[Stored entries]
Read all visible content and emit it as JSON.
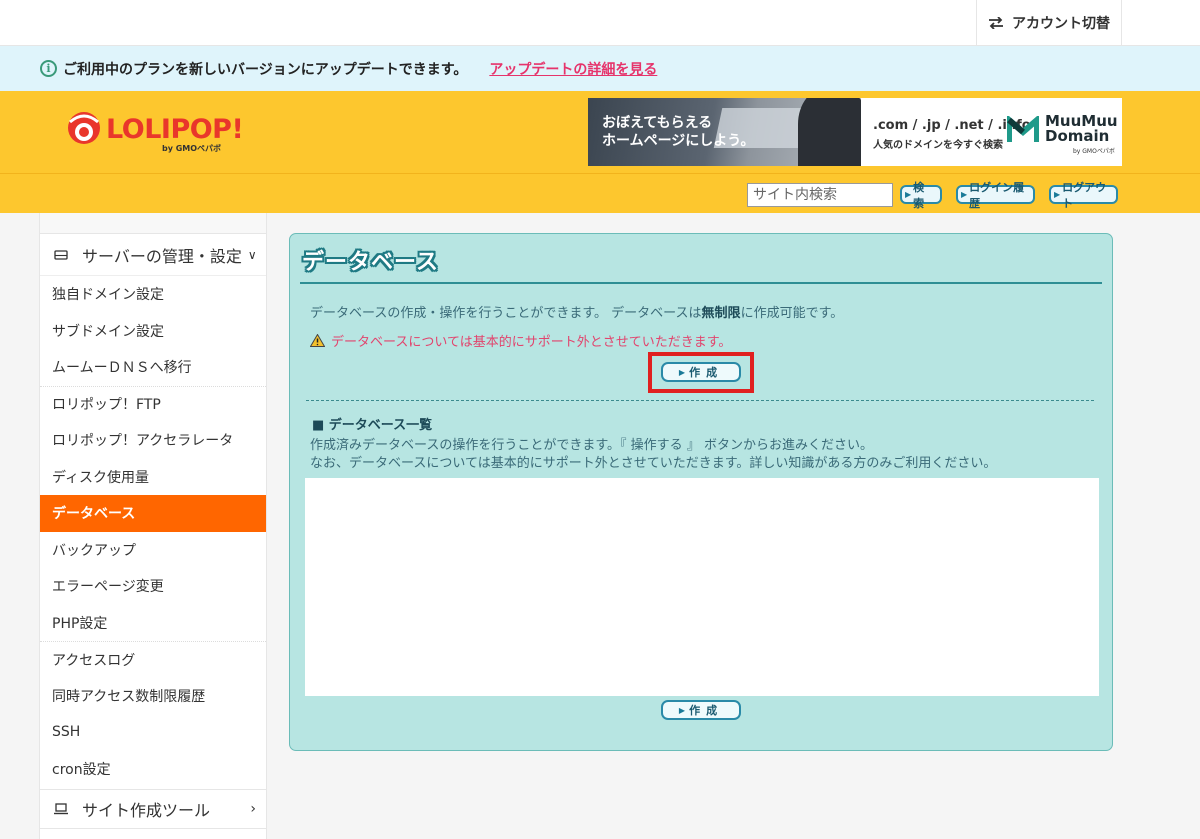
{
  "topbar": {
    "account_switch_label": "アカウント切替"
  },
  "notice": {
    "message": "ご利用中のプランを新しいバージョンにアップデートできます。",
    "link_label": "アップデートの詳細を見る"
  },
  "header": {
    "logo_text": "LOLIPOP!",
    "logo_sub": "by GMOペパボ",
    "banner": {
      "copy_line1": "おぼえてもらえる",
      "copy_line2": "ホームページにしよう。",
      "domains": ".com / .jp / .net / .info",
      "tagline": "人気のドメインを今すぐ検索",
      "brand_line1": "MuuMuu",
      "brand_line2": "Domain",
      "brand_sub": "by GMOペパボ"
    },
    "search_placeholder": "サイト内検索",
    "search_button": "検索",
    "login_history_button": "ログイン履歴",
    "logout_button": "ログアウト"
  },
  "sidebar": {
    "section_label": "サーバーの管理・設定",
    "items": [
      {
        "label": "独自ドメイン設定",
        "active": false
      },
      {
        "label": "サブドメイン設定",
        "active": false
      },
      {
        "label": "ムームーＤＮＳへ移行",
        "active": false
      },
      {
        "label": "ロリポップ！FTP",
        "active": false
      },
      {
        "label": "ロリポップ！アクセラレータ",
        "active": false
      },
      {
        "label": "ディスク使用量",
        "active": false
      },
      {
        "label": "データベース",
        "active": true
      },
      {
        "label": "バックアップ",
        "active": false
      },
      {
        "label": "エラーページ変更",
        "active": false
      },
      {
        "label": "PHP設定",
        "active": false
      },
      {
        "label": "アクセスログ",
        "active": false
      },
      {
        "label": "同時アクセス数制限履歴",
        "active": false
      },
      {
        "label": "SSH",
        "active": false
      },
      {
        "label": "cron設定",
        "active": false
      }
    ],
    "bottom_section_label": "サイト作成ツール"
  },
  "main": {
    "title": "データベース",
    "desc_before": "データベースの作成・操作を行うことができます。 データベースは",
    "desc_bold": "無制限",
    "desc_after": "に作成可能です。",
    "warning": "データベースについては基本的にサポート外とさせていただきます。",
    "create_button": "作成",
    "list_heading": "■ データベース一覧",
    "list_desc_line1": "作成済みデータベースの操作を行うことができます。『 操作する 』 ボタンからお進みください。",
    "list_desc_line2": "なお、データベースについては基本的にサポート外とさせていただきます。詳しい知識がある方のみご利用ください。"
  },
  "colors": {
    "header_yellow": "#fdc72e",
    "notice_blue": "#dff4fb",
    "active_orange": "#ff6600",
    "panel_teal": "#b7e5e2",
    "highlight_red": "#e02020",
    "warning_pink": "#e2446d"
  },
  "icons": [
    "swap-arrows-icon",
    "info-icon",
    "lolipop-logo-icon",
    "muumuu-logo-icon",
    "server-icon",
    "chevron-down-icon",
    "laptop-icon",
    "chevron-right-icon",
    "warning-icon",
    "play-arrow-icon"
  ]
}
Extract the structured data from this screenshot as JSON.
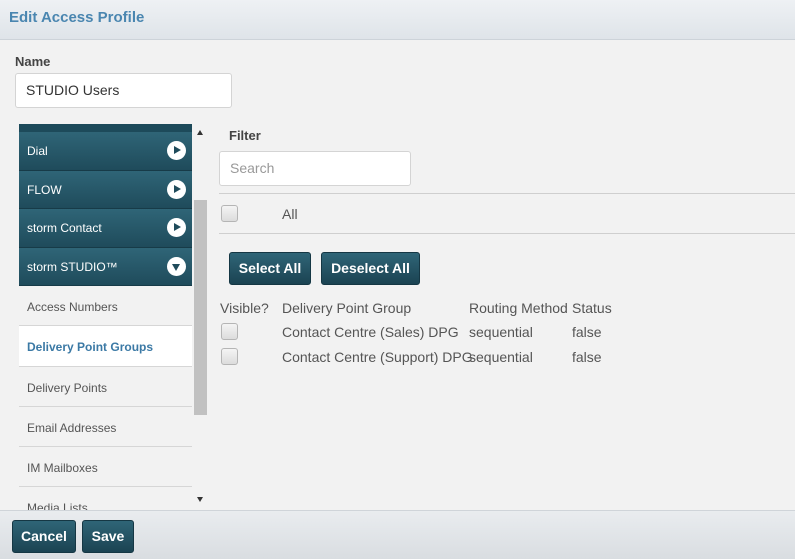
{
  "dialog": {
    "title": "Edit Access Profile"
  },
  "name_field": {
    "label": "Name",
    "value": "STUDIO Users"
  },
  "nav": {
    "groups": [
      {
        "label": "Dial",
        "state": "collapsed"
      },
      {
        "label": "FLOW",
        "state": "collapsed"
      },
      {
        "label": "storm Contact",
        "state": "collapsed"
      },
      {
        "label": "storm STUDIO™",
        "state": "expanded"
      }
    ],
    "items": [
      {
        "label": "Access Numbers"
      },
      {
        "label": "Delivery Point Groups",
        "active": true
      },
      {
        "label": "Delivery Points"
      },
      {
        "label": "Email Addresses"
      },
      {
        "label": "IM Mailboxes"
      },
      {
        "label": "Media Lists"
      }
    ]
  },
  "filter": {
    "label": "Filter",
    "placeholder": "Search"
  },
  "all_label": "All",
  "buttons": {
    "select_all": "Select All",
    "deselect_all": "Deselect All"
  },
  "table": {
    "headers": [
      "Visible?",
      "Delivery Point Group",
      "Routing Method",
      "Status"
    ],
    "rows": [
      {
        "group": "Contact Centre (Sales) DPG",
        "routing": "sequential",
        "status": "false",
        "visible": false
      },
      {
        "group": "Contact Centre (Support) DPG",
        "routing": "sequential",
        "status": "false",
        "visible": false
      }
    ]
  },
  "footer": {
    "cancel": "Cancel",
    "save": "Save"
  },
  "colors": {
    "accent": "#4a86b0",
    "nav_dark": "#1f4b5b",
    "active_link": "#3b79a5"
  }
}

**WHAT YOU NEED TO DO:**
Except for the pictures, reproduce every line exactly.

**RESULT FOR THIS EXERCISE:**
Read all visible content and emit it as JSON.
{
  "topbar": {
    "account_switch_label": "アカウント切替"
  },
  "notice": {
    "message": "ご利用中のプランを新しいバージョンにアップデートできます。",
    "link_label": "アップデートの詳細を見る"
  },
  "header": {
    "logo_text": "LOLIPOP!",
    "logo_sub": "by GMOペパボ",
    "banner": {
      "copy_line1": "おぼえてもらえる",
      "copy_line2": "ホームページにしよう。",
      "domains": ".com / .jp / .net / .info",
      "tagline": "人気のドメインを今すぐ検索",
      "brand_line1": "MuuMuu",
      "brand_line2": "Domain",
      "brand_sub": "by GMOペパボ"
    },
    "search_placeholder": "サイト内検索",
    "search_button": "検索",
    "login_history_button": "ログイン履歴",
    "logout_button": "ログアウト"
  },
  "sidebar": {
    "section_label": "サーバーの管理・設定",
    "items": [
      {
        "label": "独自ドメイン設定",
        "active": false
      },
      {
        "label": "サブドメイン設定",
        "active": false
      },
      {
        "label": "ムームーＤＮＳへ移行",
        "active": false
      },
      {
        "label": "ロリポップ！FTP",
        "active": false
      },
      {
        "label": "ロリポップ！アクセラレータ",
        "active": false
      },
      {
        "label": "ディスク使用量",
        "active": false
      },
      {
        "label": "データベース",
        "active": true
      },
      {
        "label": "バックアップ",
        "active": false
      },
      {
        "label": "エラーページ変更",
        "active": false
      },
      {
        "label": "PHP設定",
        "active": false
      },
      {
        "label": "アクセスログ",
        "active": false
      },
      {
        "label": "同時アクセス数制限履歴",
        "active": false
      },
      {
        "label": "SSH",
        "active": false
      },
      {
        "label": "cron設定",
        "active": false
      }
    ],
    "bottom_section_label": "サイト作成ツール"
  },
  "main": {
    "title": "データベース",
    "desc_before": "データベースの作成・操作を行うことができます。 データベースは",
    "desc_bold": "無制限",
    "desc_after": "に作成可能です。",
    "warning": "データベースについては基本的にサポート外とさせていただきます。",
    "create_button": "作成",
    "list_heading": "■ データベース一覧",
    "list_desc_line1": "作成済みデータベースの操作を行うことができます。『 操作する 』 ボタンからお進みください。",
    "list_desc_line2": "なお、データベースについては基本的にサポート外とさせていただきます。詳しい知識がある方のみご利用ください。"
  },
  "colors": {
    "header_yellow": "#fdc72e",
    "notice_blue": "#dff4fb",
    "active_orange": "#ff6600",
    "panel_teal": "#b7e5e2",
    "highlight_red": "#e02020",
    "warning_pink": "#e2446d"
  },
  "icons": [
    "swap-arrows-icon",
    "info-icon",
    "lolipop-logo-icon",
    "muumuu-logo-icon",
    "server-icon",
    "chevron-down-icon",
    "laptop-icon",
    "chevron-right-icon",
    "warning-icon",
    "play-arrow-icon"
  ]
}
Extract the structured data from this screenshot as JSON.
{
  "dialog": {
    "title": "Edit Access Profile"
  },
  "name_field": {
    "label": "Name",
    "value": "STUDIO Users"
  },
  "nav": {
    "groups": [
      {
        "label": "Dial",
        "state": "collapsed"
      },
      {
        "label": "FLOW",
        "state": "collapsed"
      },
      {
        "label": "storm Contact",
        "state": "collapsed"
      },
      {
        "label": "storm STUDIO™",
        "state": "expanded"
      }
    ],
    "items": [
      {
        "label": "Access Numbers"
      },
      {
        "label": "Delivery Point Groups",
        "active": true
      },
      {
        "label": "Delivery Points"
      },
      {
        "label": "Email Addresses"
      },
      {
        "label": "IM Mailboxes"
      },
      {
        "label": "Media Lists"
      }
    ]
  },
  "filter": {
    "label": "Filter",
    "placeholder": "Search"
  },
  "all_label": "All",
  "buttons": {
    "select_all": "Select All",
    "deselect_all": "Deselect All"
  },
  "table": {
    "headers": [
      "Visible?",
      "Delivery Point Group",
      "Routing Method",
      "Status"
    ],
    "rows": [
      {
        "group": "Contact Centre (Sales) DPG",
        "routing": "sequential",
        "status": "false",
        "visible": false
      },
      {
        "group": "Contact Centre (Support) DPG",
        "routing": "sequential",
        "status": "false",
        "visible": false
      }
    ]
  },
  "footer": {
    "cancel": "Cancel",
    "save": "Save"
  },
  "colors": {
    "accent": "#4a86b0",
    "nav_dark": "#1f4b5b",
    "active_link": "#3b79a5"
  }
}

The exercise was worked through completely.